- [Source data]
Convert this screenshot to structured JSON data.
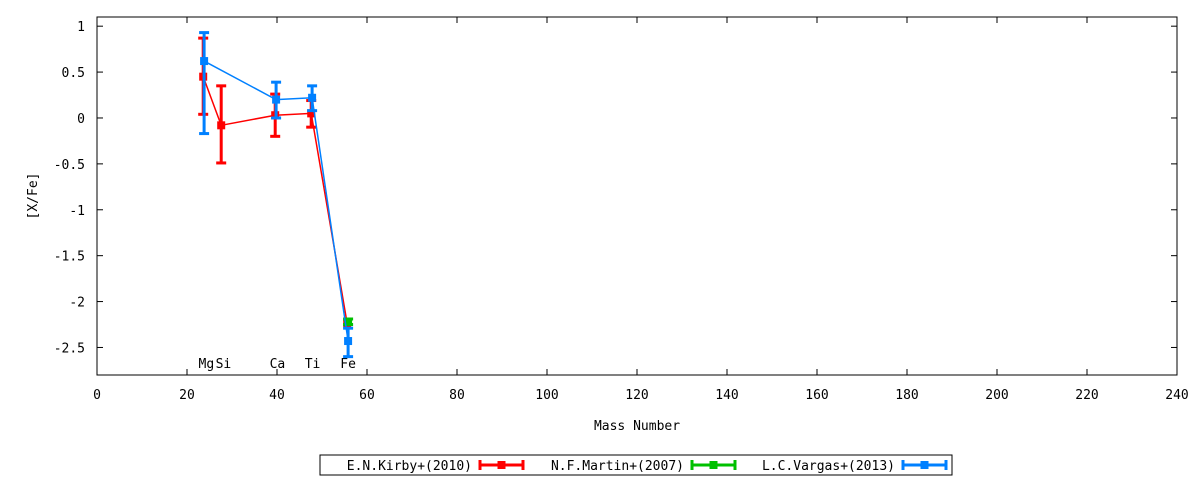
{
  "chart_data": {
    "type": "line",
    "xlabel": "Mass Number",
    "ylabel": "[X/Fe]",
    "xlim": [
      0,
      240
    ],
    "ylim": [
      -2.8,
      1.1
    ],
    "xticks": [
      0,
      20,
      40,
      60,
      80,
      100,
      120,
      140,
      160,
      180,
      200,
      220,
      240
    ],
    "yticks": [
      1,
      0.5,
      0,
      -0.5,
      -1,
      -1.5,
      -2,
      -2.5
    ],
    "grid": false,
    "legend_position": "bottom-center",
    "element_labels": [
      {
        "text": "Mg",
        "x": 24.3
      },
      {
        "text": "Si",
        "x": 28.1
      },
      {
        "text": "Ca",
        "x": 40.1
      },
      {
        "text": "Ti",
        "x": 47.9
      },
      {
        "text": "Fe",
        "x": 55.8
      }
    ],
    "series": [
      {
        "name": "E.N.Kirby+(2010)",
        "color": "#ff0000",
        "points": [
          {
            "x": 23.6,
            "y": 0.45,
            "err_lo": 0.41,
            "err_hi": 0.42
          },
          {
            "x": 27.6,
            "y": -0.08,
            "err_lo": 0.41,
            "err_hi": 0.43
          },
          {
            "x": 39.6,
            "y": 0.03,
            "err_lo": 0.23,
            "err_hi": 0.23
          },
          {
            "x": 47.6,
            "y": 0.05,
            "err_lo": 0.15,
            "err_hi": 0.14
          },
          {
            "x": 55.6,
            "y": -2.24,
            "err_lo": 0.0,
            "err_hi": 0.0
          }
        ]
      },
      {
        "name": "N.F.Martin+(2007)",
        "color": "#00c000",
        "points": [
          {
            "x": 55.8,
            "y": -2.22,
            "err_lo": 0.03,
            "err_hi": 0.03
          }
        ]
      },
      {
        "name": "L.C.Vargas+(2013)",
        "color": "#0080ff",
        "points": [
          {
            "x": 23.8,
            "y": 0.62,
            "err_lo": 0.79,
            "err_hi": 0.31
          },
          {
            "x": 39.8,
            "y": 0.2,
            "err_lo": 0.2,
            "err_hi": 0.19
          },
          {
            "x": 47.8,
            "y": 0.22,
            "err_lo": 0.14,
            "err_hi": 0.13
          },
          {
            "x": 55.8,
            "y": -2.43,
            "err_lo": 0.17,
            "err_hi": 0.14
          }
        ]
      }
    ]
  }
}
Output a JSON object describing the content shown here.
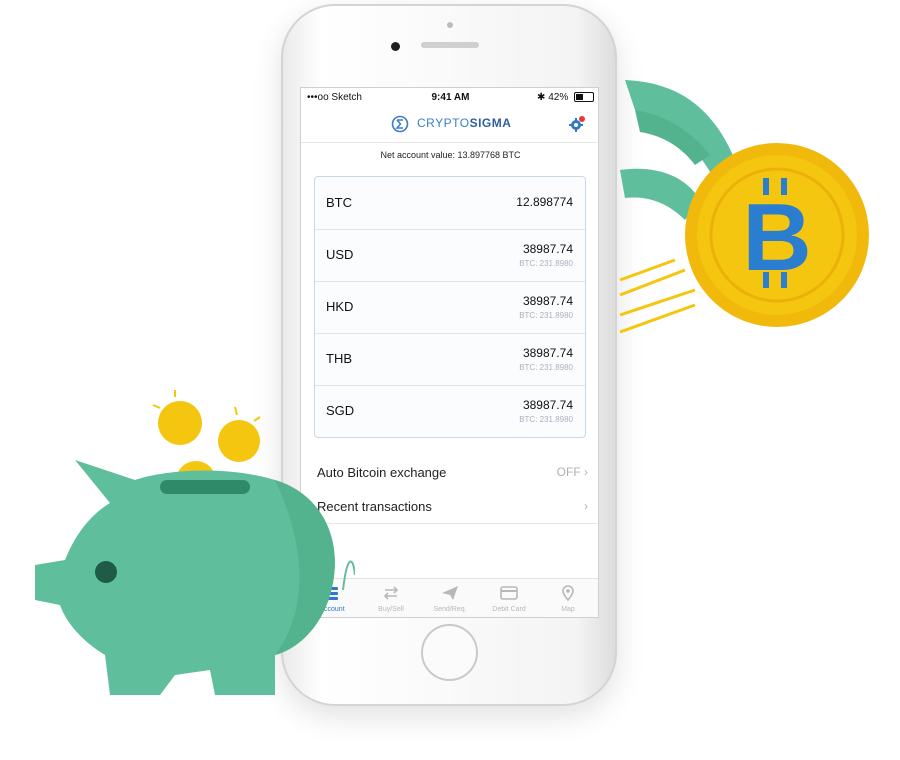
{
  "status_bar": {
    "carrier": "•••oo Sketch",
    "time": "9:41 AM",
    "battery": "42%"
  },
  "app": {
    "logo_prefix": "CRYPTO",
    "logo_suffix": "SIGMA"
  },
  "account": {
    "net_value_label": "Net account value: 13.897768 BTC"
  },
  "balances": [
    {
      "currency": "BTC",
      "amount": "12.898774",
      "btc_equiv": ""
    },
    {
      "currency": "USD",
      "amount": "38987.74",
      "btc_equiv": "BTC: 231.8980"
    },
    {
      "currency": "HKD",
      "amount": "38987.74",
      "btc_equiv": "BTC: 231.8980"
    },
    {
      "currency": "THB",
      "amount": "38987.74",
      "btc_equiv": "BTC: 231.8980"
    },
    {
      "currency": "SGD",
      "amount": "38987.74",
      "btc_equiv": "BTC: 231.8980"
    }
  ],
  "settings_rows": {
    "auto_exchange": {
      "label": "Auto Bitcoin exchange",
      "value": "OFF"
    },
    "recent_transactions": {
      "label": "Recent transactions"
    }
  },
  "tabs": [
    {
      "label": "Account",
      "icon": "stack-icon",
      "active": true
    },
    {
      "label": "Buy/Sell",
      "icon": "swap-icon",
      "active": false
    },
    {
      "label": "Send/Req.",
      "icon": "paper-plane-icon",
      "active": false
    },
    {
      "label": "Debit Card",
      "icon": "card-icon",
      "active": false
    },
    {
      "label": "Map",
      "icon": "map-pin-icon",
      "active": false
    }
  ],
  "illustration": {
    "coin_symbol": "B"
  },
  "colors": {
    "accent_blue": "#2f79c9",
    "pig_green": "#5fbf9d",
    "coin_yellow": "#f5c60f",
    "coin_blue": "#2b7ecf"
  }
}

- [Given instruction] Write out the full set of lines verbatim, without the pictures.

- [Response to this exercise]
Convert this screenshot to structured JSON data.
{
  "chart_data": {
    "type": "line",
    "xlabel": "Mass Number",
    "ylabel": "[X/Fe]",
    "xlim": [
      0,
      240
    ],
    "ylim": [
      -2.8,
      1.1
    ],
    "xticks": [
      0,
      20,
      40,
      60,
      80,
      100,
      120,
      140,
      160,
      180,
      200,
      220,
      240
    ],
    "yticks": [
      1,
      0.5,
      0,
      -0.5,
      -1,
      -1.5,
      -2,
      -2.5
    ],
    "grid": false,
    "legend_position": "bottom-center",
    "element_labels": [
      {
        "text": "Mg",
        "x": 24.3
      },
      {
        "text": "Si",
        "x": 28.1
      },
      {
        "text": "Ca",
        "x": 40.1
      },
      {
        "text": "Ti",
        "x": 47.9
      },
      {
        "text": "Fe",
        "x": 55.8
      }
    ],
    "series": [
      {
        "name": "E.N.Kirby+(2010)",
        "color": "#ff0000",
        "points": [
          {
            "x": 23.6,
            "y": 0.45,
            "err_lo": 0.41,
            "err_hi": 0.42
          },
          {
            "x": 27.6,
            "y": -0.08,
            "err_lo": 0.41,
            "err_hi": 0.43
          },
          {
            "x": 39.6,
            "y": 0.03,
            "err_lo": 0.23,
            "err_hi": 0.23
          },
          {
            "x": 47.6,
            "y": 0.05,
            "err_lo": 0.15,
            "err_hi": 0.14
          },
          {
            "x": 55.6,
            "y": -2.24,
            "err_lo": 0.0,
            "err_hi": 0.0
          }
        ]
      },
      {
        "name": "N.F.Martin+(2007)",
        "color": "#00c000",
        "points": [
          {
            "x": 55.8,
            "y": -2.22,
            "err_lo": 0.03,
            "err_hi": 0.03
          }
        ]
      },
      {
        "name": "L.C.Vargas+(2013)",
        "color": "#0080ff",
        "points": [
          {
            "x": 23.8,
            "y": 0.62,
            "err_lo": 0.79,
            "err_hi": 0.31
          },
          {
            "x": 39.8,
            "y": 0.2,
            "err_lo": 0.2,
            "err_hi": 0.19
          },
          {
            "x": 47.8,
            "y": 0.22,
            "err_lo": 0.14,
            "err_hi": 0.13
          },
          {
            "x": 55.8,
            "y": -2.43,
            "err_lo": 0.17,
            "err_hi": 0.14
          }
        ]
      }
    ]
  }
}
Output a JSON object describing the content shown here.
{
  "status_bar": {
    "carrier": "•••oo Sketch",
    "time": "9:41 AM",
    "battery": "42%"
  },
  "app": {
    "logo_prefix": "CRYPTO",
    "logo_suffix": "SIGMA"
  },
  "account": {
    "net_value_label": "Net account value: 13.897768 BTC"
  },
  "balances": [
    {
      "currency": "BTC",
      "amount": "12.898774",
      "btc_equiv": ""
    },
    {
      "currency": "USD",
      "amount": "38987.74",
      "btc_equiv": "BTC: 231.8980"
    },
    {
      "currency": "HKD",
      "amount": "38987.74",
      "btc_equiv": "BTC: 231.8980"
    },
    {
      "currency": "THB",
      "amount": "38987.74",
      "btc_equiv": "BTC: 231.8980"
    },
    {
      "currency": "SGD",
      "amount": "38987.74",
      "btc_equiv": "BTC: 231.8980"
    }
  ],
  "settings_rows": {
    "auto_exchange": {
      "label": "Auto Bitcoin exchange",
      "value": "OFF"
    },
    "recent_transactions": {
      "label": "Recent transactions"
    }
  },
  "tabs": [
    {
      "label": "Account",
      "icon": "stack-icon",
      "active": true
    },
    {
      "label": "Buy/Sell",
      "icon": "swap-icon",
      "active": false
    },
    {
      "label": "Send/Req.",
      "icon": "paper-plane-icon",
      "active": false
    },
    {
      "label": "Debit Card",
      "icon": "card-icon",
      "active": false
    },
    {
      "label": "Map",
      "icon": "map-pin-icon",
      "active": false
    }
  ],
  "illustration": {
    "coin_symbol": "B"
  },
  "colors": {
    "accent_blue": "#2f79c9",
    "pig_green": "#5fbf9d",
    "coin_yellow": "#f5c60f",
    "coin_blue": "#2b7ecf"
  }
}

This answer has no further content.